RECORDED INFORMATION
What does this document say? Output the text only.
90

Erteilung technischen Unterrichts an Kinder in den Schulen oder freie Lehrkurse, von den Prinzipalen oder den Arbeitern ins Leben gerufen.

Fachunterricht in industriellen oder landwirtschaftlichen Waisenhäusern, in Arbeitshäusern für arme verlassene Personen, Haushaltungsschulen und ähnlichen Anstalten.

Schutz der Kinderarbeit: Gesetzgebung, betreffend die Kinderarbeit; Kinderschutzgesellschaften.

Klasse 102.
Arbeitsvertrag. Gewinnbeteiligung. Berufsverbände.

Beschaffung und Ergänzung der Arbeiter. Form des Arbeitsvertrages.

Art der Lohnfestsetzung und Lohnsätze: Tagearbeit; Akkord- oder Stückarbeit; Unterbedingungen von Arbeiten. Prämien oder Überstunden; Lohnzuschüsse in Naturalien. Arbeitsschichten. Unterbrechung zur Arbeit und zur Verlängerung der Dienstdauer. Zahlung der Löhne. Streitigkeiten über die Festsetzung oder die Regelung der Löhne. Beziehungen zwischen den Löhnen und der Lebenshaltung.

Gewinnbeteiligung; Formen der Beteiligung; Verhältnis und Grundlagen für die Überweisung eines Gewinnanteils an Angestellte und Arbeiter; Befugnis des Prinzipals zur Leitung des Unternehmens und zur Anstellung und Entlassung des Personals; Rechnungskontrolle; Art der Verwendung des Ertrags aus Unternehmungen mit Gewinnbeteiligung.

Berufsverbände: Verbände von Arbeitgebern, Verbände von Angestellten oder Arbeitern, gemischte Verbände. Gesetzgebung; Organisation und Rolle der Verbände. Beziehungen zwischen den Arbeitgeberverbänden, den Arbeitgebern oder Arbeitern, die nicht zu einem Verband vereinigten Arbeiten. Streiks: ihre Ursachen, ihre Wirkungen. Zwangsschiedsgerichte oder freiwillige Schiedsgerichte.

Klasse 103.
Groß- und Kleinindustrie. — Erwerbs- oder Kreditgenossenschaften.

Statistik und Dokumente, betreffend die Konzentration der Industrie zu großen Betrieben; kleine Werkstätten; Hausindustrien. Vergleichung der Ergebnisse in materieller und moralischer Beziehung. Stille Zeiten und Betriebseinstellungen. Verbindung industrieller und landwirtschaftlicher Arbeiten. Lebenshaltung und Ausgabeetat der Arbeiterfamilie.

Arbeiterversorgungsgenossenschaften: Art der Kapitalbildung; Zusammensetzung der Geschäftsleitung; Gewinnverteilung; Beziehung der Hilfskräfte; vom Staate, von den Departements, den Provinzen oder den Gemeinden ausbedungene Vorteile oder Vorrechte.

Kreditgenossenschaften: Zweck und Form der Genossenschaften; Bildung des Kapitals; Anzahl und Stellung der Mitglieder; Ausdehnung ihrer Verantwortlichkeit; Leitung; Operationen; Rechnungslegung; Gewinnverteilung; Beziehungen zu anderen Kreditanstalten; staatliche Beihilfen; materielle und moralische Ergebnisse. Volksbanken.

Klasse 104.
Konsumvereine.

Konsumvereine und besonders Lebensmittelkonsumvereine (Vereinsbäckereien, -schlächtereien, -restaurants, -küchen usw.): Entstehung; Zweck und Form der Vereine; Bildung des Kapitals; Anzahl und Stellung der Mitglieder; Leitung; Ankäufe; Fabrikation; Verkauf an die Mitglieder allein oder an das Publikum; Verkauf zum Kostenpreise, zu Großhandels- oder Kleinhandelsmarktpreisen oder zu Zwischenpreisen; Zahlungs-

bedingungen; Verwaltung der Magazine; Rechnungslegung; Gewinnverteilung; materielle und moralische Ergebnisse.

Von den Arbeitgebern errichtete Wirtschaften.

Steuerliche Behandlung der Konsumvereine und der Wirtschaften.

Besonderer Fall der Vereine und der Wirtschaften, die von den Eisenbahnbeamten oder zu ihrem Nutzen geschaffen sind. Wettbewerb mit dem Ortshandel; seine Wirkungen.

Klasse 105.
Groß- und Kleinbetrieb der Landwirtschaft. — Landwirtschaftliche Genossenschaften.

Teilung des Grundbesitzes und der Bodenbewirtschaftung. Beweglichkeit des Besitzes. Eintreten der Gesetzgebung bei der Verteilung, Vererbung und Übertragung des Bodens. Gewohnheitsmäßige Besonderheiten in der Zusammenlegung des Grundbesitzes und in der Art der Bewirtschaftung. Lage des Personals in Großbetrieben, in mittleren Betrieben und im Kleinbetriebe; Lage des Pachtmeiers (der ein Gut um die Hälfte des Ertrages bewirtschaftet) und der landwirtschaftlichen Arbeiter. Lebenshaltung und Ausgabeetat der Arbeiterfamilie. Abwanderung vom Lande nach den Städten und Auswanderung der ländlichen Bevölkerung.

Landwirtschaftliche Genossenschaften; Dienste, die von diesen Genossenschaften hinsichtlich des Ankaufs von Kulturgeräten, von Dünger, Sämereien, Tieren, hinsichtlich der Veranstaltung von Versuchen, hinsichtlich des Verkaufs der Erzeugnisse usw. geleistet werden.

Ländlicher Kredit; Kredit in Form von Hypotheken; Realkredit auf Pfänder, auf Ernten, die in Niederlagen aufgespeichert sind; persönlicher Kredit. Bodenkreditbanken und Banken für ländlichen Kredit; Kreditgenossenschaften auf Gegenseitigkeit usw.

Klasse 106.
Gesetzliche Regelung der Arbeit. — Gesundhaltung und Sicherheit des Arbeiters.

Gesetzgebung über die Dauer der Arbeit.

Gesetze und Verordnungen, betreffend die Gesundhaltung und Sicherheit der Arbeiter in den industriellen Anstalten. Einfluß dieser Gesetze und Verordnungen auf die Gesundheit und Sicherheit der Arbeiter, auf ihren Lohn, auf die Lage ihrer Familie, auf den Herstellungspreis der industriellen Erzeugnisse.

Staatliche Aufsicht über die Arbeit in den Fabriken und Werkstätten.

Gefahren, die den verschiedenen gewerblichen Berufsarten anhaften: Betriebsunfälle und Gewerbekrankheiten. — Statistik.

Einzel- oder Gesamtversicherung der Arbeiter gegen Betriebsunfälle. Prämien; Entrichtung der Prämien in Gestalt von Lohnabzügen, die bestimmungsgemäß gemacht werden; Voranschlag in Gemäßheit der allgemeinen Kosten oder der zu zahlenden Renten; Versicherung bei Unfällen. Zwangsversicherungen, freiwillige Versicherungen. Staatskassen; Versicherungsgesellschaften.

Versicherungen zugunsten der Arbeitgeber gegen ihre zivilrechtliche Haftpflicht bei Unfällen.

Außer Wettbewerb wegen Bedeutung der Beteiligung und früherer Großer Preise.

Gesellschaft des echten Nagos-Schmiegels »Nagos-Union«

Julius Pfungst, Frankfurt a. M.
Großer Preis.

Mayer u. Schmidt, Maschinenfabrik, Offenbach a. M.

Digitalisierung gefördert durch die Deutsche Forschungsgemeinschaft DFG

WORK INSTRUCTIONS
Your task is to output the full set of records exactly as presented.

RESPONSE TO THE EXERCISE
What does this document say? Output the text only.
90

Erteilung technischen Unterrichts an Kinder in den Schulen oder freie Lehrkurse, von den Prinzipalen oder den Arbeitern ins Leben gerufen.

Fachunterricht in industriellen oder landwirtschaftlichen Waisenhäusern, in Arbeitshäusern für arme verlassene Personen, Haushaltungsschulen und ähnlichen Anstalten.

Schutz der Kinderarbeit: Gesetzgebung, betreffend die Kinderarbeit; Kinderschutzgesellschaften.

Klasse 102.
Arbeitsvertrag. Gewinnbeteiligung. Berufsverbände.

Beschaffung und Ergänzung der Arbeiter. Form des Arbeitsvertrages.

Art der Lohnfestsetzung und Lohnsätze: Tagearbeit; Akkord- oder Stückarbeit; Unterbedingungen von Arbeiten. Prämien oder Überstunden; Lohnzuschüsse in Naturalien. Arbeitsschichten. Unterbrechung zur Arbeit und zur Verlängerung der Dienstdauer. Zahlung der Löhne. Streitigkeiten über die Festsetzung oder die Regelung der Löhne. Beziehungen zwischen den Löhnen und der Lebenshaltung.

Gewinnbeteiligung; Formen der Beteiligung; Verhältnis und Grundlagen für die Überweisung eines Gewinnanteils an Angestellte und Arbeiter; Befugnis des Prinzipals zur Leitung des Unternehmens und zur Anstellung und Entlassung des Personals; Rechnungskontrolle; Art der Verwendung des Ertrags aus Unternehmungen mit Gewinnbeteiligung.

Berufsverbände: Verbände von Arbeitgebern, Verbände von Angestellten oder Arbeitern, gemischte Verbände. Gesetzgebung; Organisation und Rolle der Verbände. Beziehungen zwischen den Arbeitgeberverbänden, den Arbeitgebern oder Arbeitern, die nicht zu einem Verband vereinigten Arbeiten. Streiks: ihre Ursachen, ihre Wirkungen. Zwangsschiedsgerichte oder freiwillige Schiedsgerichte.

Klasse 103.
Groß- und Kleinindustrie. — Erwerbs- oder Kreditgenossenschaften.

Statistik und Dokumente, betreffend die Konzentration der Industrie zu großen Betrieben; kleine Werkstätten; Hausindustrien. Vergleichung der Ergebnisse in materieller und moralischer Beziehung. Stille Zeiten und Betriebseinstellungen. Verbindung industrieller und landwirtschaftlicher Arbeiten. Lebenshaltung und Ausgabeetat der Arbeiterfamilie.

Arbeiterversorgungsgenossenschaften: Art der Kapitalbildung; Zusammensetzung der Geschäftsleitung; Gewinnverteilung; Beziehung der Hilfskräfte; vom Staate, von den Departements, den Provinzen oder den Gemeinden ausbedungene Vorteile oder Vorrechte.

Kreditgenossenschaften: Zweck und Form der Genossenschaften; Bildung des Kapitals; Anzahl und Stellung der Mitglieder; Ausdehnung ihrer Verantwortlichkeit; Leitung; Operationen; Rechnungslegung; Gewinnverteilung; Beziehungen zu anderen Kreditanstalten; staatliche Beihilfen; materielle und moralische Ergebnisse. Volksbanken.

Klasse 104.
Konsumvereine.

Konsumvereine und besonders Lebensmittelkonsumvereine (Vereinsbäckereien, -schlächtereien, -restaurants, -küchen usw.): Entstehung; Zweck und Form der Vereine; Bildung des Kapitals; Anzahl und Stellung der Mitglieder; Leitung; Ankäufe; Fabrikation; Verkauf an die Mitglieder allein oder an das Publikum; Verkauf zum Kostenpreise, zu Großhandels- oder Kleinhandelsmarktpreisen oder zu Zwischenpreisen; Zahlungs-

bedingungen; Verwaltung der Magazine; Rechnungslegung; Gewinnverteilung; materielle und moralische Ergebnisse.

Von den Arbeitgebern errichtete Wirtschaften.

Steuerliche Behandlung der Konsumvereine und der Wirtschaften.

Besonderer Fall der Vereine und der Wirtschaften, die von den Eisenbahnbeamten oder zu ihrem Nutzen geschaffen sind. Wettbewerb mit dem Ortshandel; seine Wirkungen.

Klasse 105.
Groß- und Kleinbetrieb der Landwirtschaft. — Landwirtschaftliche Genossenschaften.

Teilung des Grundbesitzes und der Bodenbewirtschaftung. Beweglichkeit des Besitzes. Eintreten der Gesetzgebung bei der Verteilung, Vererbung und Übertragung des Bodens. Gewohnheitsmäßige Besonderheiten in der Zusammenlegung des Grundbesitzes und in der Art der Bewirtschaftung. Lage des Personals in Großbetrieben, in mittleren Betrieben und im Kleinbetriebe; Lage des Pachtmeiers (der ein Gut um die Hälfte des Ertrages bewirtschaftet) und der landwirtschaftlichen Arbeiter. Lebenshaltung und Ausgabeetat der Arbeiterfamilie. Abwanderung vom Lande nach den Städten und Auswanderung der ländlichen Bevölkerung.

Landwirtschaftliche Genossenschaften; Dienste, die von diesen Genossenschaften hinsichtlich des Ankaufs von Kulturgeräten, von Dünger, Sämereien, Tieren, hinsichtlich der Veranstaltung von Versuchen, hinsichtlich des Verkaufs der Erzeugnisse usw. geleistet werden.

Ländlicher Kredit; Kredit in Form von Hypotheken; Realkredit auf Pfänder, auf Ernten, die in Niederlagen aufgespeichert sind; persönlicher Kredit. Bodenkreditbanken und Banken für ländlichen Kredit; Kreditgenossenschaften auf Gegenseitigkeit usw.

Klasse 106.
Gesetzliche Regelung der Arbeit. — Gesundhaltung und Sicherheit des Arbeiters.

Gesetzgebung über die Dauer der Arbeit.

Gesetze und Verordnungen, betreffend die Gesundhaltung und Sicherheit der Arbeiter in den industriellen Anstalten. Einfluß dieser Gesetze und Verordnungen auf die Gesundheit und Sicherheit der Arbeiter, auf ihren Lohn, auf die Lage ihrer Familie, auf den Herstellungspreis der industriellen Erzeugnisse.

Staatliche Aufsicht über die Arbeit in den Fabriken und Werkstätten.

Gefahren, die den verschiedenen gewerblichen Berufsarten anhaften: Betriebsunfälle und Gewerbekrankheiten. — Statistik.

Einzel- oder Gesamtversicherung der Arbeiter gegen Betriebsunfälle. Prämien; Entrichtung der Prämien in Gestalt von Lohnabzügen, die bestimmungsgemäß gemacht werden; Voranschlag in Gemäßheit der allgemeinen Kosten oder der zu zahlenden Renten; Versicherung bei Unfällen. Zwangsversicherungen, freiwillige Versicherungen. Staatskassen; Versicherungsgesellschaften.

Versicherungen zugunsten der Arbeitgeber gegen ihre zivilrechtliche Haftpflicht bei Unfällen.

Außer Wettbewerb wegen Bedeutung der Beteiligung und früherer Großer Preise.

Gesellschaft des echten Nagos-Schmiegels »Nagos-Union«

Julius Pfungst, Frankfurt a. M.
Großer Preis.

Mayer u. Schmidt, Maschinenfabrik, Offenbach a. M.

Digitalisierung gefördert durch die Deutsche Forschungsgemeinschaft DFG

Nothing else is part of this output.